Extracted entries –

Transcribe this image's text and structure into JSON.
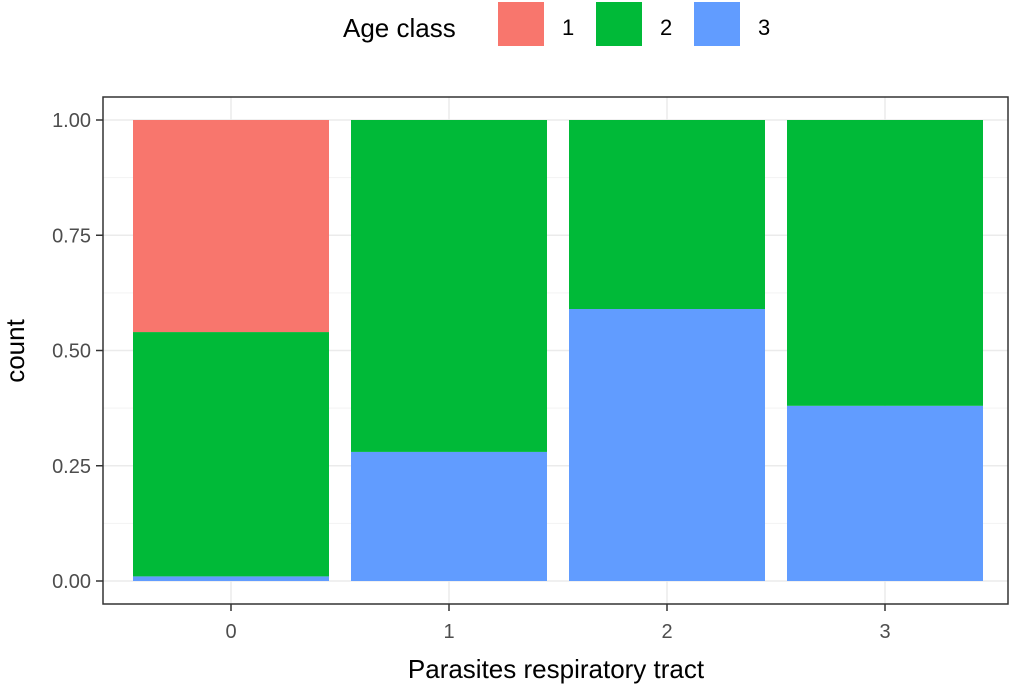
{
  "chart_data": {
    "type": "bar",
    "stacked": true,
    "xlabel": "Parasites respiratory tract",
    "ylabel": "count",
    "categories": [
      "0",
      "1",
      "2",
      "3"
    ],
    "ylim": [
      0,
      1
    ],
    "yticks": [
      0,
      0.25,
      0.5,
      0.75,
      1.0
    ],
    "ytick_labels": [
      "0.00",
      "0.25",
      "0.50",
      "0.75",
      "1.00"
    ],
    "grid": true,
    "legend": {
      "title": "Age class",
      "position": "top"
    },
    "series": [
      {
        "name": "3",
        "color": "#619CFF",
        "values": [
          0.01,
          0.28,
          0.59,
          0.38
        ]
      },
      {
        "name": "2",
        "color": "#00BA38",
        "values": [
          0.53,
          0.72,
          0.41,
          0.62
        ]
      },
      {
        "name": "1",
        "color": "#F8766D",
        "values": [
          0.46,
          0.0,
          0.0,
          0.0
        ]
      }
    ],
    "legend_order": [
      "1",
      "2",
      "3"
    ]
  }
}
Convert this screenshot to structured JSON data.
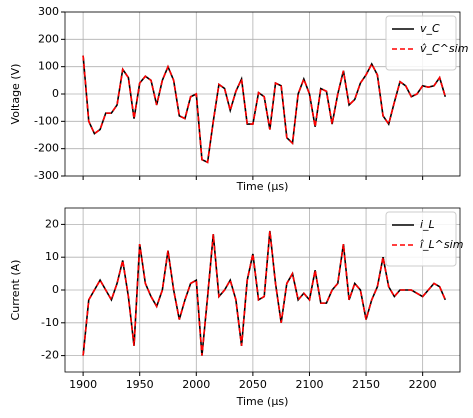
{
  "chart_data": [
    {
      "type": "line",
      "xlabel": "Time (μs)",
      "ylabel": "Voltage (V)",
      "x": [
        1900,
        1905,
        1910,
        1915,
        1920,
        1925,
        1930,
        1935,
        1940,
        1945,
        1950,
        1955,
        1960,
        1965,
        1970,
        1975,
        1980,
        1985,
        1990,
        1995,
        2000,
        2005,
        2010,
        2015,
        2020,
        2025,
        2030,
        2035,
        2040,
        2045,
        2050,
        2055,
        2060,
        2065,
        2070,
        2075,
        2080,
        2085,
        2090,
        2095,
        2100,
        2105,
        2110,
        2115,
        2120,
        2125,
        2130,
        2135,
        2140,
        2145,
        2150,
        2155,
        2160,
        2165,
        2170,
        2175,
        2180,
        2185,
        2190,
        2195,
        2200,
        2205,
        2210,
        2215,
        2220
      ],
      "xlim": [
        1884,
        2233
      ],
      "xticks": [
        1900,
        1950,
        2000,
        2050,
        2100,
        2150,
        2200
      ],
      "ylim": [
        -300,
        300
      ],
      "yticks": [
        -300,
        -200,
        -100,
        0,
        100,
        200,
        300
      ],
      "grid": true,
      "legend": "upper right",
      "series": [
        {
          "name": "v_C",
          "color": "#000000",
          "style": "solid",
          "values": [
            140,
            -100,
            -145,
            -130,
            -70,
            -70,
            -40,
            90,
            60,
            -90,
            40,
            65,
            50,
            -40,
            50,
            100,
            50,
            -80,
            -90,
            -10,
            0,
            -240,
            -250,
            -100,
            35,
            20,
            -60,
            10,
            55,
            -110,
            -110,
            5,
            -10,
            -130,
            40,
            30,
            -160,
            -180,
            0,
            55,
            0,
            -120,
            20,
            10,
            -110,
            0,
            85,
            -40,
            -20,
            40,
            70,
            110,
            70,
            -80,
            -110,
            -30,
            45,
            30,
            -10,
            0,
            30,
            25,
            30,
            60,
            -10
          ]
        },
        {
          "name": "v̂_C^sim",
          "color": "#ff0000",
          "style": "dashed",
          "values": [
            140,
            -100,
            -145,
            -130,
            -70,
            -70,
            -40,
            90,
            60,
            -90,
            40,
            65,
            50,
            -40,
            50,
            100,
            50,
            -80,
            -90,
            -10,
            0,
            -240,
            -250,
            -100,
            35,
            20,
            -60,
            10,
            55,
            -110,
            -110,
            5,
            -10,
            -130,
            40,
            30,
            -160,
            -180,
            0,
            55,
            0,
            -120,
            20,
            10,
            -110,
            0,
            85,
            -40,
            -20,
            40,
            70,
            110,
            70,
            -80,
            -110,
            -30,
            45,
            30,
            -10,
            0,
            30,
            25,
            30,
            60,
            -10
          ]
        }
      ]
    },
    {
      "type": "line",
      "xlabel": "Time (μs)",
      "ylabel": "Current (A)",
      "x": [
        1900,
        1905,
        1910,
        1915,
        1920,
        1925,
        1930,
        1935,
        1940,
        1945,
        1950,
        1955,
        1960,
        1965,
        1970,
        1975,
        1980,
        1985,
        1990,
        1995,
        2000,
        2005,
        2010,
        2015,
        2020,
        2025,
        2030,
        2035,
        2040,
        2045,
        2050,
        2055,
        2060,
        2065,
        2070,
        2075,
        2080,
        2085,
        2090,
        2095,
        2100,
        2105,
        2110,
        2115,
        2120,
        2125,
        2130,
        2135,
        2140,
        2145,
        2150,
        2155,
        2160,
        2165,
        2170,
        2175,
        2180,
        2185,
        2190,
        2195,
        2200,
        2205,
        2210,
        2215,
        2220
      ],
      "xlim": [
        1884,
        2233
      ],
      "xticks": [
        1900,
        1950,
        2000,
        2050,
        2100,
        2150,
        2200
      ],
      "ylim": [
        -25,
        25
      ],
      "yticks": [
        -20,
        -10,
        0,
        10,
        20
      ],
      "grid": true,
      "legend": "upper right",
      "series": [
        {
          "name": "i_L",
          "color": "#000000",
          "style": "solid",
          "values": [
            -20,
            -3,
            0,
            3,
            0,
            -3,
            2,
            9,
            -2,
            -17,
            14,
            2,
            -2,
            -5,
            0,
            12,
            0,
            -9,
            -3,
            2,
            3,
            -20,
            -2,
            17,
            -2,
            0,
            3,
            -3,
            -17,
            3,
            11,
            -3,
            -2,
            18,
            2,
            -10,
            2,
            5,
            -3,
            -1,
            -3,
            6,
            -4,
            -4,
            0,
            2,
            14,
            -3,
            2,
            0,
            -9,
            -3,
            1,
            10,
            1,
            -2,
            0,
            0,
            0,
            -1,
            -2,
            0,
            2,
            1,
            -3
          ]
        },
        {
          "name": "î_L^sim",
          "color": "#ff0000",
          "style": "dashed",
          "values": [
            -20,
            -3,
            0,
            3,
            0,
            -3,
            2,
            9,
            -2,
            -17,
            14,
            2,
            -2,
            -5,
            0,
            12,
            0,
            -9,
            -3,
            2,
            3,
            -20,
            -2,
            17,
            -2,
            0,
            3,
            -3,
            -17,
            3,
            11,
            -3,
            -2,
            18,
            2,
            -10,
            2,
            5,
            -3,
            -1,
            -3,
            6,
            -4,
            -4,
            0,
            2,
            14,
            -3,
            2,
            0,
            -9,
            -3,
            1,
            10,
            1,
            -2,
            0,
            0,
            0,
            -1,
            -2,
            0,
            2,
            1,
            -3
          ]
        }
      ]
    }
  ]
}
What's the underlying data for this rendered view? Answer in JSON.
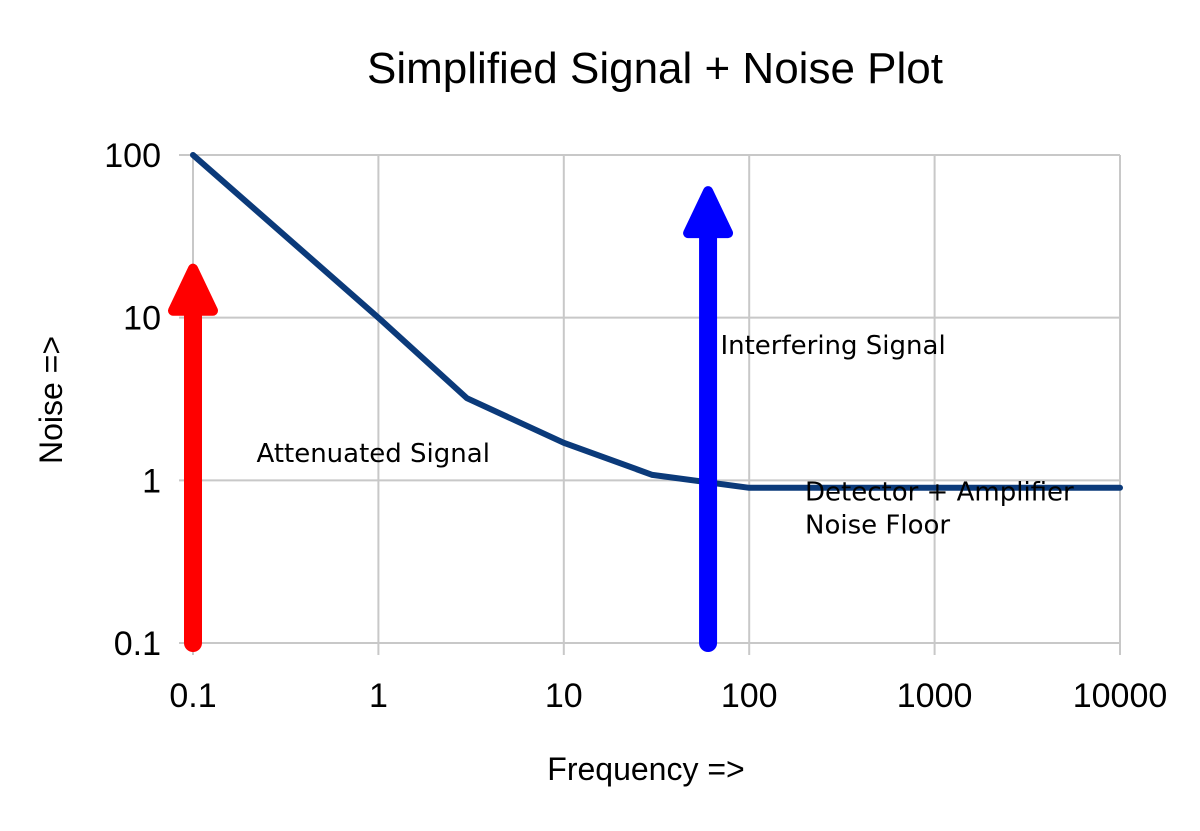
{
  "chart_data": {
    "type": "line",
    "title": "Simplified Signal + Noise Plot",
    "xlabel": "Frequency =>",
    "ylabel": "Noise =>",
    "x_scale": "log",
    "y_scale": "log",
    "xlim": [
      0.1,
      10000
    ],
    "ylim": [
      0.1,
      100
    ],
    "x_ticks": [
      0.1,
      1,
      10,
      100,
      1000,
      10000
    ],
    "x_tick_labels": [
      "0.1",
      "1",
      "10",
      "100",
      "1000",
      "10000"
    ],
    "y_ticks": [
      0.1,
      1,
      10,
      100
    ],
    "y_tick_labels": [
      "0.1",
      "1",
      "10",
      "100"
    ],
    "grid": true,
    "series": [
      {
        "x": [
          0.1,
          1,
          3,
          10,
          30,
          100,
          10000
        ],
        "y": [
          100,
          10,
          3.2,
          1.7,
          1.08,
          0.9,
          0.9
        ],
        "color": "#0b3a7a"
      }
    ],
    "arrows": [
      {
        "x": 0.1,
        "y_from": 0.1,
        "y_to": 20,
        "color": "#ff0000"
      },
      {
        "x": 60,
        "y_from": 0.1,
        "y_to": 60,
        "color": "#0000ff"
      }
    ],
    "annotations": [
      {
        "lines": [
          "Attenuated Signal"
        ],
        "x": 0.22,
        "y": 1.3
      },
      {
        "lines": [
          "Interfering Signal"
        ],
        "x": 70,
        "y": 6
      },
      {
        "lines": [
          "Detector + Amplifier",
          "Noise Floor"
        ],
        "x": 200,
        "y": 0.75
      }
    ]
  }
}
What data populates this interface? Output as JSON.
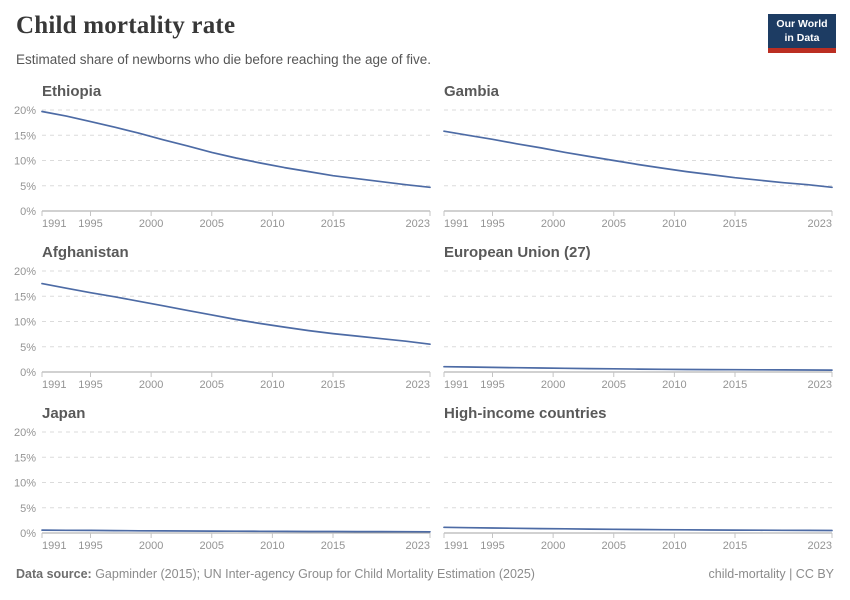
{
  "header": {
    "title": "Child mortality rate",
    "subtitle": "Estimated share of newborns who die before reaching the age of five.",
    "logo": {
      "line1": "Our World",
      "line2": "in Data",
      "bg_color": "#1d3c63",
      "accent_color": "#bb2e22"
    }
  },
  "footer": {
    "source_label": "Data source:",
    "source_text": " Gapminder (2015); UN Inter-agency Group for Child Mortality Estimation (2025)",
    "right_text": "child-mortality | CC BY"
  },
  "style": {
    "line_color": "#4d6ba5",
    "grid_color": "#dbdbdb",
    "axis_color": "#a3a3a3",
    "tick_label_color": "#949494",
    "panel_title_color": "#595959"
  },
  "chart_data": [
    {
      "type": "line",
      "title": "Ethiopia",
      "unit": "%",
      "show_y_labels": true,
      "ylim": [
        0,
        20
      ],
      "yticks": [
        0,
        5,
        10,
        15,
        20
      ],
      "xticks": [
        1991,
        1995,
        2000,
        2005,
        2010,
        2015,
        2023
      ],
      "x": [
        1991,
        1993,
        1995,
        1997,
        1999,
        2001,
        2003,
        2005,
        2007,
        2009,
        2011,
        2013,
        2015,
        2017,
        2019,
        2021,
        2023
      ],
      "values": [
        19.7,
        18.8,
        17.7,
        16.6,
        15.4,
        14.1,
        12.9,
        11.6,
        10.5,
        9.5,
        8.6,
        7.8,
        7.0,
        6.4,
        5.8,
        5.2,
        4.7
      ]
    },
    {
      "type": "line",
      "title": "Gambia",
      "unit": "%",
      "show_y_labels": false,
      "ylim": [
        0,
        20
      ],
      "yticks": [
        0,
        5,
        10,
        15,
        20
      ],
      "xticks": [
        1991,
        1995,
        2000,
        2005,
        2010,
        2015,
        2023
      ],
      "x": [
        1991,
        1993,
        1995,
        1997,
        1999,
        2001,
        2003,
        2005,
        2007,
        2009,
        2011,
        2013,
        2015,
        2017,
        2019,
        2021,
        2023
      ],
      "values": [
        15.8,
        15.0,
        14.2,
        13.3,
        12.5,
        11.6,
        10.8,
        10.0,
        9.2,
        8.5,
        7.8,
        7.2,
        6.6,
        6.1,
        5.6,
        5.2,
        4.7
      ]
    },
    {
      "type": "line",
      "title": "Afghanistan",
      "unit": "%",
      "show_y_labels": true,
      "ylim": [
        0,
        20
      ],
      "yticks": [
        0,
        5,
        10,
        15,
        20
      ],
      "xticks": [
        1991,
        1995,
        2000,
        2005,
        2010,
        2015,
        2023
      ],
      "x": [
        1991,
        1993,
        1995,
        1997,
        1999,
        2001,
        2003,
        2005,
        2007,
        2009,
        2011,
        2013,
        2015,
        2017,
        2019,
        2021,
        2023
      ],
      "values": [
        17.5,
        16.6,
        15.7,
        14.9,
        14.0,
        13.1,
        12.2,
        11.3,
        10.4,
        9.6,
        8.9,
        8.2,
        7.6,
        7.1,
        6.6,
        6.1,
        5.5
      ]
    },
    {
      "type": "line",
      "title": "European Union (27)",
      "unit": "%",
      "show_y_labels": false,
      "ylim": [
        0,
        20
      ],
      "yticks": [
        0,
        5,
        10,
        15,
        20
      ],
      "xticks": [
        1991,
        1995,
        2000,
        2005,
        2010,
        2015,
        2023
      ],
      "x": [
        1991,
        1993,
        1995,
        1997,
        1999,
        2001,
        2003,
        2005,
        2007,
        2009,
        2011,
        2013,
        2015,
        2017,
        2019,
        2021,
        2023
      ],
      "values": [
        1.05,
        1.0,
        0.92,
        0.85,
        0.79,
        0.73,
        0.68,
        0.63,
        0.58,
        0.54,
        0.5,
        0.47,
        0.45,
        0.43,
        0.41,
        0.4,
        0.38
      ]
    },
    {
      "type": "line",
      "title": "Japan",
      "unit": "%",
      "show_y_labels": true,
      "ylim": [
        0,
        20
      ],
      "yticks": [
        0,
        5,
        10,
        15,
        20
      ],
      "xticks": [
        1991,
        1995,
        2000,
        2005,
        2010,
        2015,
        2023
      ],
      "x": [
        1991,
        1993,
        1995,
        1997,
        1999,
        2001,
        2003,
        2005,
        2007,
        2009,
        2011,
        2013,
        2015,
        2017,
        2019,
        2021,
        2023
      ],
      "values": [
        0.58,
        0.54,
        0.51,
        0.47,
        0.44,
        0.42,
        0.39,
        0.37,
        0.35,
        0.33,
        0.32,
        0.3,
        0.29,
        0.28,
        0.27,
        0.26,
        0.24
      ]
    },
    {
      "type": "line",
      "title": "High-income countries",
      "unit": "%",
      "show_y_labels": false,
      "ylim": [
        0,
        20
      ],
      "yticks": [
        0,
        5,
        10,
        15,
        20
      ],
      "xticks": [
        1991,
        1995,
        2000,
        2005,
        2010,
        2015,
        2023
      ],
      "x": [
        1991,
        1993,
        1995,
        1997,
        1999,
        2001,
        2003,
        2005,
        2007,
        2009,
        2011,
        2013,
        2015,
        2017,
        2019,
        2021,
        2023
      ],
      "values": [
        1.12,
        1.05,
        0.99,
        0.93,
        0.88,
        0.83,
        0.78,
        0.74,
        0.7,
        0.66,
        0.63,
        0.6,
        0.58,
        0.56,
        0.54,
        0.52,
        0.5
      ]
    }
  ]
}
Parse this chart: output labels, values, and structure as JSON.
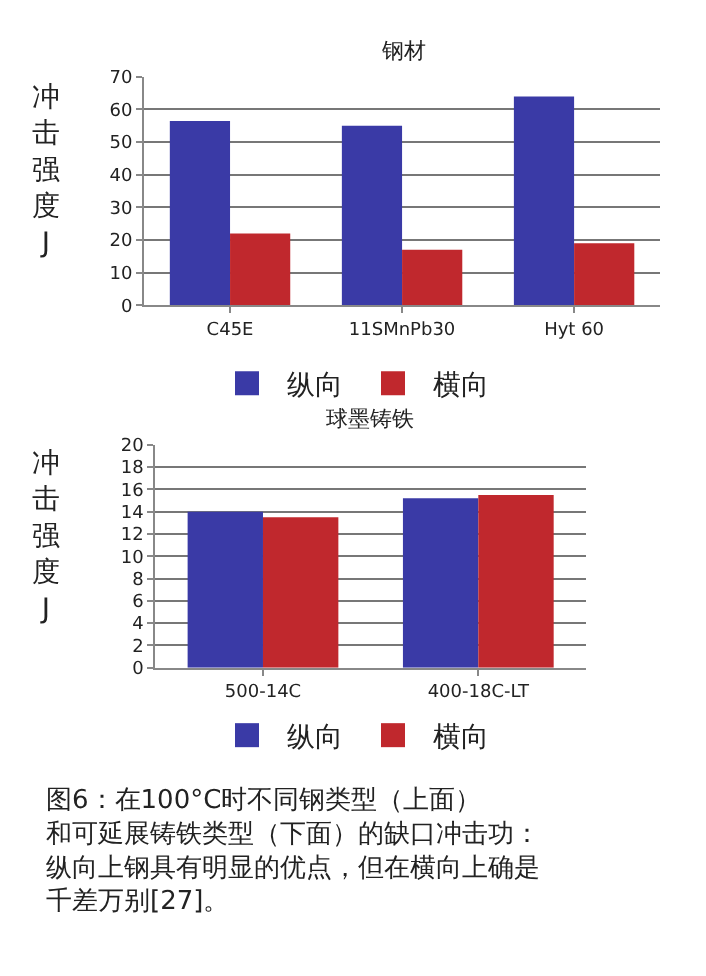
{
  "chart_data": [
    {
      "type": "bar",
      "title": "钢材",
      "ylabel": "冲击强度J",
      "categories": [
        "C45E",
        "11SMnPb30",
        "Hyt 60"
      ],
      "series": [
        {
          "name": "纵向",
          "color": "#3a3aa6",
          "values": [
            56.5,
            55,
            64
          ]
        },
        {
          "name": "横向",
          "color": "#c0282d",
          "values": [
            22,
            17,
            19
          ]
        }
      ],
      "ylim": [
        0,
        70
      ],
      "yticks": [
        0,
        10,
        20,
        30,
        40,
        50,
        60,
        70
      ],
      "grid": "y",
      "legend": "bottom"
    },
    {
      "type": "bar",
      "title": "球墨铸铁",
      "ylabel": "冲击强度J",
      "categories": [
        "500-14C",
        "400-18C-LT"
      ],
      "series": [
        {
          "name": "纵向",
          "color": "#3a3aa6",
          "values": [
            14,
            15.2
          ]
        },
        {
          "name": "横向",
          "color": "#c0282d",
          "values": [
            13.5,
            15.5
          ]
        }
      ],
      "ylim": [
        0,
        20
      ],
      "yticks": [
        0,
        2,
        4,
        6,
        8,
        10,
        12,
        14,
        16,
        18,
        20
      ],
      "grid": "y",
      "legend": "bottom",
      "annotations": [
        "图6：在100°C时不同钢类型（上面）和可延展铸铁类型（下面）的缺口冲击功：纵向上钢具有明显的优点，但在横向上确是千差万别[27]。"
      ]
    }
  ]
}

Given task –
Of all the lines above, how many contain the word "name"? Give the number and nothing else.

Final result –
11